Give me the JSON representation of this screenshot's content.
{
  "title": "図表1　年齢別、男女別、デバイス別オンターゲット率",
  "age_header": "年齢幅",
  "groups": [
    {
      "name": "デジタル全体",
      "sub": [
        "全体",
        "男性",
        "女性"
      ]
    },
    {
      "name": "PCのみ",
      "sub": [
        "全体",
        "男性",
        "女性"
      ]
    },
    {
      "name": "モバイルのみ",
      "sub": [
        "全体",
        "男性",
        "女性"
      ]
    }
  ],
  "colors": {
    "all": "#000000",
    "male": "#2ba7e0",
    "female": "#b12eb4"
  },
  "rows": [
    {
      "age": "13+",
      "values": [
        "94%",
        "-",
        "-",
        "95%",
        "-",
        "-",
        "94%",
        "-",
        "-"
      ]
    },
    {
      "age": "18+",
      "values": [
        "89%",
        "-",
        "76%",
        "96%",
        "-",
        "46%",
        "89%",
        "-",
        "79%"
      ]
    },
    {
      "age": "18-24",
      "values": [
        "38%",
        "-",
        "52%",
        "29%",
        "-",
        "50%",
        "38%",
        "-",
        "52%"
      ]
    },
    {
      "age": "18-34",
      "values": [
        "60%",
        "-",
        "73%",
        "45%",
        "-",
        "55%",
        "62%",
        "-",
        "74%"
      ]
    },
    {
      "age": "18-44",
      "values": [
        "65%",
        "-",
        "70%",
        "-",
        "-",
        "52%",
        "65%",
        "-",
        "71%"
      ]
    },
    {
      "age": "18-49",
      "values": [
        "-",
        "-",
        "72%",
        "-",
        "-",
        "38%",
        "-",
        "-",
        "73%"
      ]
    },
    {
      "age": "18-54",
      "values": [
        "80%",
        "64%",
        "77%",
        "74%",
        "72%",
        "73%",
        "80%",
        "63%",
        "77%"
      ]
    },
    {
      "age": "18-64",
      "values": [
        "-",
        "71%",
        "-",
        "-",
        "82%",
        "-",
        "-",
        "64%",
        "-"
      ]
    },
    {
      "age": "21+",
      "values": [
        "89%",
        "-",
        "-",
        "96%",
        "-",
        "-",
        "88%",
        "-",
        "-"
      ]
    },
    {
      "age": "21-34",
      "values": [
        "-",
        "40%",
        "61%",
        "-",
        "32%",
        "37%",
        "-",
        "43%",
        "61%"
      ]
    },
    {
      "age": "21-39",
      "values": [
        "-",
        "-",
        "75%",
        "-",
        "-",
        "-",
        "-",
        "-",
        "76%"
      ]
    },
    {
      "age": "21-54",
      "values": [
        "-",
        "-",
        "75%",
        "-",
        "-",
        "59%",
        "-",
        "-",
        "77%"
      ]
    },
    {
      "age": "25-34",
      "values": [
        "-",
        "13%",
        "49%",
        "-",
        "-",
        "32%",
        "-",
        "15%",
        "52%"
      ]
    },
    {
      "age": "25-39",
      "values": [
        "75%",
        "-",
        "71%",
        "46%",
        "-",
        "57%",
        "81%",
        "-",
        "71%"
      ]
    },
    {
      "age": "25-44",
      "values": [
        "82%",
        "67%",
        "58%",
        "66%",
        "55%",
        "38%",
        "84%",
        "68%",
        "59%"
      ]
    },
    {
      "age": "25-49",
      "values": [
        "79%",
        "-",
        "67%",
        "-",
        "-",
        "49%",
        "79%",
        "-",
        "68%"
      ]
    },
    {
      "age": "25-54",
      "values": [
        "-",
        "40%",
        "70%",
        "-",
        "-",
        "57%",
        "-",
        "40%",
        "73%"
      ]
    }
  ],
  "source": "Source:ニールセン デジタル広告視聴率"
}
-=-=-=-=-
- GOAL: Write out all records exactly, keeping every detail.

- RESULT OF THE EXERCISE:
Give me the JSON representation of this screenshot's content.
{
  "title": "図表1　年齢別、男女別、デバイス別オンターゲット率",
  "age_header": "年齢幅",
  "groups": [
    {
      "name": "デジタル全体",
      "sub": [
        "全体",
        "男性",
        "女性"
      ]
    },
    {
      "name": "PCのみ",
      "sub": [
        "全体",
        "男性",
        "女性"
      ]
    },
    {
      "name": "モバイルのみ",
      "sub": [
        "全体",
        "男性",
        "女性"
      ]
    }
  ],
  "colors": {
    "all": "#000000",
    "male": "#2ba7e0",
    "female": "#b12eb4"
  },
  "rows": [
    {
      "age": "13+",
      "values": [
        "94%",
        "-",
        "-",
        "95%",
        "-",
        "-",
        "94%",
        "-",
        "-"
      ]
    },
    {
      "age": "18+",
      "values": [
        "89%",
        "-",
        "76%",
        "96%",
        "-",
        "46%",
        "89%",
        "-",
        "79%"
      ]
    },
    {
      "age": "18-24",
      "values": [
        "38%",
        "-",
        "52%",
        "29%",
        "-",
        "50%",
        "38%",
        "-",
        "52%"
      ]
    },
    {
      "age": "18-34",
      "values": [
        "60%",
        "-",
        "73%",
        "45%",
        "-",
        "55%",
        "62%",
        "-",
        "74%"
      ]
    },
    {
      "age": "18-44",
      "values": [
        "65%",
        "-",
        "70%",
        "-",
        "-",
        "52%",
        "65%",
        "-",
        "71%"
      ]
    },
    {
      "age": "18-49",
      "values": [
        "-",
        "-",
        "72%",
        "-",
        "-",
        "38%",
        "-",
        "-",
        "73%"
      ]
    },
    {
      "age": "18-54",
      "values": [
        "80%",
        "64%",
        "77%",
        "74%",
        "72%",
        "73%",
        "80%",
        "63%",
        "77%"
      ]
    },
    {
      "age": "18-64",
      "values": [
        "-",
        "71%",
        "-",
        "-",
        "82%",
        "-",
        "-",
        "64%",
        "-"
      ]
    },
    {
      "age": "21+",
      "values": [
        "89%",
        "-",
        "-",
        "96%",
        "-",
        "-",
        "88%",
        "-",
        "-"
      ]
    },
    {
      "age": "21-34",
      "values": [
        "-",
        "40%",
        "61%",
        "-",
        "32%",
        "37%",
        "-",
        "43%",
        "61%"
      ]
    },
    {
      "age": "21-39",
      "values": [
        "-",
        "-",
        "75%",
        "-",
        "-",
        "-",
        "-",
        "-",
        "76%"
      ]
    },
    {
      "age": "21-54",
      "values": [
        "-",
        "-",
        "75%",
        "-",
        "-",
        "59%",
        "-",
        "-",
        "77%"
      ]
    },
    {
      "age": "25-34",
      "values": [
        "-",
        "13%",
        "49%",
        "-",
        "-",
        "32%",
        "-",
        "15%",
        "52%"
      ]
    },
    {
      "age": "25-39",
      "values": [
        "75%",
        "-",
        "71%",
        "46%",
        "-",
        "57%",
        "81%",
        "-",
        "71%"
      ]
    },
    {
      "age": "25-44",
      "values": [
        "82%",
        "67%",
        "58%",
        "66%",
        "55%",
        "38%",
        "84%",
        "68%",
        "59%"
      ]
    },
    {
      "age": "25-49",
      "values": [
        "79%",
        "-",
        "67%",
        "-",
        "-",
        "49%",
        "79%",
        "-",
        "68%"
      ]
    },
    {
      "age": "25-54",
      "values": [
        "-",
        "40%",
        "70%",
        "-",
        "-",
        "57%",
        "-",
        "40%",
        "73%"
      ]
    }
  ],
  "source": "Source:ニールセン デジタル広告視聴率"
}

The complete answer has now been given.